__Written task__: Scan the records for the string "Number"; copy each line where it occurs.

Start of Information provided

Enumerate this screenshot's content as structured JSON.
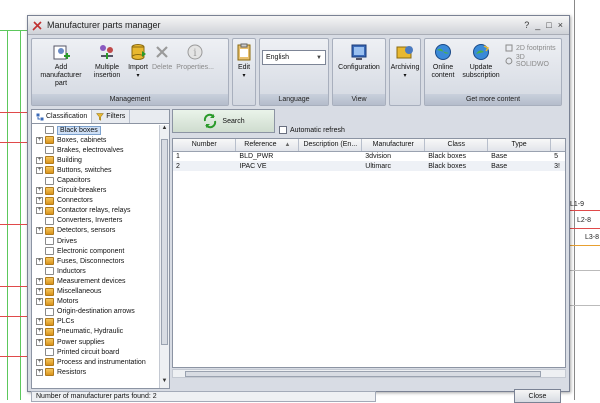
{
  "window": {
    "title": "Manufacturer parts manager",
    "controls": [
      "?",
      "_",
      "□",
      "×"
    ]
  },
  "background": {
    "wire_labels": [
      "L1-9",
      "L2-8",
      "L3-8"
    ]
  },
  "ribbon": {
    "management": {
      "caption": "Management",
      "add_label": "Add manufacturer part",
      "multiple_label": "Multiple insertion",
      "import_label": "Import",
      "delete_label": "Delete",
      "properties_label": "Properties..."
    },
    "edit": {
      "label": "Edit"
    },
    "language": {
      "caption": "Language",
      "value": "English"
    },
    "view": {
      "caption": "View",
      "configuration_label": "Configuration"
    },
    "archiving": {
      "label": "Archiving"
    },
    "get_more": {
      "caption": "Get more content",
      "online_label": "Online content",
      "update_label": "Update subscription",
      "footprints_label": "2D footprints",
      "solidworks_label": "3D SOLIDWO"
    }
  },
  "left": {
    "tab_classification": "Classification",
    "tab_filters": "Filters",
    "tree": [
      {
        "label": "Black boxes",
        "expandable": false,
        "selected": true,
        "plain": true
      },
      {
        "label": "Boxes, cabinets",
        "expandable": true
      },
      {
        "label": "Brakes, electrovalves",
        "expandable": false,
        "plain": true
      },
      {
        "label": "Building",
        "expandable": true
      },
      {
        "label": "Buttons, switches",
        "expandable": true
      },
      {
        "label": "Capacitors",
        "expandable": false,
        "plain": true
      },
      {
        "label": "Circuit-breakers",
        "expandable": true
      },
      {
        "label": "Connectors",
        "expandable": true
      },
      {
        "label": "Contactor relays, relays",
        "expandable": true
      },
      {
        "label": "Converters, Inverters",
        "expandable": false,
        "plain": true
      },
      {
        "label": "Detectors, sensors",
        "expandable": true
      },
      {
        "label": "Drives",
        "expandable": false,
        "plain": true
      },
      {
        "label": "Electronic component",
        "expandable": false,
        "plain": true
      },
      {
        "label": "Fuses, Disconnectors",
        "expandable": true
      },
      {
        "label": "Inductors",
        "expandable": false,
        "plain": true
      },
      {
        "label": "Measurement devices",
        "expandable": true
      },
      {
        "label": "Miscellaneous",
        "expandable": true
      },
      {
        "label": "Motors",
        "expandable": true
      },
      {
        "label": "Origin-destination arrows",
        "expandable": false,
        "plain": true
      },
      {
        "label": "PLCs",
        "expandable": true
      },
      {
        "label": "Pneumatic, Hydraulic",
        "expandable": true
      },
      {
        "label": "Power supplies",
        "expandable": true
      },
      {
        "label": "Printed circuit board",
        "expandable": false,
        "plain": true
      },
      {
        "label": "Process and instrumentation",
        "expandable": true
      },
      {
        "label": "Resistors",
        "expandable": true
      }
    ]
  },
  "search": {
    "label": "Search",
    "auto_refresh_label": "Automatic refresh"
  },
  "table": {
    "columns": [
      "Number",
      "Reference",
      "Description (En...",
      "Manufacturer",
      "Class",
      "Type",
      ""
    ],
    "sort_indicator": "▲",
    "rows": [
      [
        "1",
        "BLD_PWR",
        "",
        "3dvision",
        "Black boxes",
        "Base",
        "5"
      ],
      [
        "2",
        "IPAC VE",
        "",
        "Ultimarc",
        "Black boxes",
        "Base",
        "3!"
      ]
    ]
  },
  "status": {
    "text": "Number of manufacturer parts found: 2"
  },
  "close_label": "Close"
}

End of Information provided

__Reply to the task__:
      "Number",
    "text": "Number of manufacturer parts found: 2"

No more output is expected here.